Items from a data source

· · · · ·

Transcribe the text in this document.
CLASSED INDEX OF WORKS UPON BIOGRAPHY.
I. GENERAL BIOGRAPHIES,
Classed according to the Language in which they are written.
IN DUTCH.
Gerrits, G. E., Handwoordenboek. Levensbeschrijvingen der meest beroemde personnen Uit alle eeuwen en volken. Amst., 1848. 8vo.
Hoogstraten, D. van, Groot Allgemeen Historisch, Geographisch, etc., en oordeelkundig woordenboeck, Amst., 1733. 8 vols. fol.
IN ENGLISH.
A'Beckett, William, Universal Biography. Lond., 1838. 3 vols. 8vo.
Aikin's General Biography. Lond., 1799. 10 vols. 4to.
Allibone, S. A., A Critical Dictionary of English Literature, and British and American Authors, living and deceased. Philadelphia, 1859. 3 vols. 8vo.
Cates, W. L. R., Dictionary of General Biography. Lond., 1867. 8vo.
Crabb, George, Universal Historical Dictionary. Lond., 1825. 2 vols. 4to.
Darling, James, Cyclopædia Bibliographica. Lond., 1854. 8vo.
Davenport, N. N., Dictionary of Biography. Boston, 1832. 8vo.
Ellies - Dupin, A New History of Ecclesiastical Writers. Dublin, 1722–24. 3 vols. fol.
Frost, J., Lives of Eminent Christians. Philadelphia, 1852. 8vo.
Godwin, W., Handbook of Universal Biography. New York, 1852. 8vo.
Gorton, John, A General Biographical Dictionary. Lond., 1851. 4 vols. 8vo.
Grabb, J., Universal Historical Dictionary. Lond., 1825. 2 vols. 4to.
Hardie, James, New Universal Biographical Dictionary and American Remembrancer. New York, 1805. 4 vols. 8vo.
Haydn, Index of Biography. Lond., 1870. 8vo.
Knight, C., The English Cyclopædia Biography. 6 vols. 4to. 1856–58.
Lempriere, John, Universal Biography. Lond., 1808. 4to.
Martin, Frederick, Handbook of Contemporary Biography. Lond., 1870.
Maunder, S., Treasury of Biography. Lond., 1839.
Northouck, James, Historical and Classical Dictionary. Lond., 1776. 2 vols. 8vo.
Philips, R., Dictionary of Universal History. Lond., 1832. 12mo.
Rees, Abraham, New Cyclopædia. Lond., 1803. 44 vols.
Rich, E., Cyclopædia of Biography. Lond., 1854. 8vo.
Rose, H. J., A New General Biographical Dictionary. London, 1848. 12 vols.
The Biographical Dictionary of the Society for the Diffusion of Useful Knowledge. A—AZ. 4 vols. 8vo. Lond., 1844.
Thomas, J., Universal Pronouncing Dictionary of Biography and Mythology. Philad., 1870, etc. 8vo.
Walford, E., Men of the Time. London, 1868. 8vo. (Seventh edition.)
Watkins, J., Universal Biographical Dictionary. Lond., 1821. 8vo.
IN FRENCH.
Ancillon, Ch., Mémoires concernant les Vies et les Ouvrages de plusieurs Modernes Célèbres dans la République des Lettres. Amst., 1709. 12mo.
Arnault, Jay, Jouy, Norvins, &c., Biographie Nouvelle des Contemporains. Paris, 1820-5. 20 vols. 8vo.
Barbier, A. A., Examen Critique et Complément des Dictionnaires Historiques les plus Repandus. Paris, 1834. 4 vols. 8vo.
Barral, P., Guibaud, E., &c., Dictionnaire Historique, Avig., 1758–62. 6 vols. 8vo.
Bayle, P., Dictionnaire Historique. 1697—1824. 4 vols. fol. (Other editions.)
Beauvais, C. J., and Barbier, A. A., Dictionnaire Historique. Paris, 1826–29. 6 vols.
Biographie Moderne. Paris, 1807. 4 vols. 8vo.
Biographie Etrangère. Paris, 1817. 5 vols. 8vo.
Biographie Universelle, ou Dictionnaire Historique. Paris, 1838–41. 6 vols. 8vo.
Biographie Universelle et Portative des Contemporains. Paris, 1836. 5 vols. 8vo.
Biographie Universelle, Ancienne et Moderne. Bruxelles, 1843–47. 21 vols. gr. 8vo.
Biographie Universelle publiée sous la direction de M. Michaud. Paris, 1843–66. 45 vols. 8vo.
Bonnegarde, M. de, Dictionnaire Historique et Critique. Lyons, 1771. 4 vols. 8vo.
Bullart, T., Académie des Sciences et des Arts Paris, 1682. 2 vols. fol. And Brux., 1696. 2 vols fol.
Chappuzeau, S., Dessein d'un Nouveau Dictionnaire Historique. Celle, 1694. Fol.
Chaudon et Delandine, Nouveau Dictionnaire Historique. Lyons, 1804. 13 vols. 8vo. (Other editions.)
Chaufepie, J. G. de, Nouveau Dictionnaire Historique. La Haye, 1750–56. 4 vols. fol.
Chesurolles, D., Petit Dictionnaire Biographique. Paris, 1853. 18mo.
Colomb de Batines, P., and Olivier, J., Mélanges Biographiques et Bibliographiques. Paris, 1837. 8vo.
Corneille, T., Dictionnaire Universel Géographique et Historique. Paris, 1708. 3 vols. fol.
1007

· · · · ·

GOAL OF THE EXERCISE — Could you transcribe the records in full, exactly?

COMPLETED EXERCISE —
Transcribe the text in this document.
CLASSED INDEX OF WORKS UPON BIOGRAPHY.
I. GENERAL BIOGRAPHIES,
Classed according to the Language in which they are written.
IN DUTCH.
Gerrits, G. E., Handwoordenboek. Levensbeschrijvingen der meest beroemde personnen Uit alle eeuwen en volken. Amst., 1848. 8vo.
Hoogstraten, D. van, Groot Allgemeen Historisch, Geographisch, etc., en oordeelkundig woordenboeck, Amst., 1733. 8 vols. fol.
IN ENGLISH.
A'Beckett, William, Universal Biography. Lond., 1838. 3 vols. 8vo.
Aikin's General Biography. Lond., 1799. 10 vols. 4to.
Allibone, S. A., A Critical Dictionary of English Literature, and British and American Authors, living and deceased. Philadelphia, 1859. 3 vols. 8vo.
Cates, W. L. R., Dictionary of General Biography. Lond., 1867. 8vo.
Crabb, George, Universal Historical Dictionary. Lond., 1825. 2 vols. 4to.
Darling, James, Cyclopædia Bibliographica. Lond., 1854. 8vo.
Davenport, N. N., Dictionary of Biography. Boston, 1832. 8vo.
Ellies - Dupin, A New History of Ecclesiastical Writers. Dublin, 1722–24. 3 vols. fol.
Frost, J., Lives of Eminent Christians. Philadelphia, 1852. 8vo.
Godwin, W., Handbook of Universal Biography. New York, 1852. 8vo.
Gorton, John, A General Biographical Dictionary. Lond., 1851. 4 vols. 8vo.
Grabb, J., Universal Historical Dictionary. Lond., 1825. 2 vols. 4to.
Hardie, James, New Universal Biographical Dictionary and American Remembrancer. New York, 1805. 4 vols. 8vo.
Haydn, Index of Biography. Lond., 1870. 8vo.
Knight, C., The English Cyclopædia Biography. 6 vols. 4to. 1856–58.
Lempriere, John, Universal Biography. Lond., 1808. 4to.
Martin, Frederick, Handbook of Contemporary Biography. Lond., 1870.
Maunder, S., Treasury of Biography. Lond., 1839.
Northouck, James, Historical and Classical Dictionary. Lond., 1776. 2 vols. 8vo.
Philips, R., Dictionary of Universal History. Lond., 1832. 12mo.
Rees, Abraham, New Cyclopædia. Lond., 1803. 44 vols.
Rich, E., Cyclopædia of Biography. Lond., 1854. 8vo.
Rose, H. J., A New General Biographical Dictionary. London, 1848. 12 vols.
The Biographical Dictionary of the Society for the Diffusion of Useful Knowledge. A—AZ. 4 vols. 8vo. Lond., 1844.
Thomas, J., Universal Pronouncing Dictionary of Biography and Mythology. Philad., 1870, etc. 8vo.
Walford, E., Men of the Time. London, 1868. 8vo. (Seventh edition.)
Watkins, J., Universal Biographical Dictionary. Lond., 1821. 8vo.
IN FRENCH.
Ancillon, Ch., Mémoires concernant les Vies et les Ouvrages de plusieurs Modernes Célèbres dans la République des Lettres. Amst., 1709. 12mo.
Arnault, Jay, Jouy, Norvins, &c., Biographie Nouvelle des Contemporains. Paris, 1820-5. 20 vols. 8vo.
Barbier, A. A., Examen Critique et Complément des Dictionnaires Historiques les plus Repandus. Paris, 1834. 4 vols. 8vo.
Barral, P., Guibaud, E., &c., Dictionnaire Historique, Avig., 1758–62. 6 vols. 8vo.
Bayle, P., Dictionnaire Historique. 1697—1824. 4 vols. fol. (Other editions.)
Beauvais, C. J., and Barbier, A. A., Dictionnaire Historique. Paris, 1826–29. 6 vols.
Biographie Moderne. Paris, 1807. 4 vols. 8vo.
Biographie Etrangère. Paris, 1817. 5 vols. 8vo.
Biographie Universelle, ou Dictionnaire Historique. Paris, 1838–41. 6 vols. 8vo.
Biographie Universelle et Portative des Contemporains. Paris, 1836. 5 vols. 8vo.
Biographie Universelle, Ancienne et Moderne. Bruxelles, 1843–47. 21 vols. gr. 8vo.
Biographie Universelle publiée sous la direction de M. Michaud. Paris, 1843–66. 45 vols. 8vo.
Bonnegarde, M. de, Dictionnaire Historique et Critique. Lyons, 1771. 4 vols. 8vo.
Bullart, T., Académie des Sciences et des Arts Paris, 1682. 2 vols. fol. And Brux., 1696. 2 vols fol.
Chappuzeau, S., Dessein d'un Nouveau Dictionnaire Historique. Celle, 1694. Fol.
Chaudon et Delandine, Nouveau Dictionnaire Historique. Lyons, 1804. 13 vols. 8vo. (Other editions.)
Chaufepie, J. G. de, Nouveau Dictionnaire Historique. La Haye, 1750–56. 4 vols. fol.
Chesurolles, D., Petit Dictionnaire Biographique. Paris, 1853. 18mo.
Colomb de Batines, P., and Olivier, J., Mélanges Biographiques et Bibliographiques. Paris, 1837. 8vo.
Corneille, T., Dictionnaire Universel Géographique et Historique. Paris, 1708. 3 vols. fol.
1007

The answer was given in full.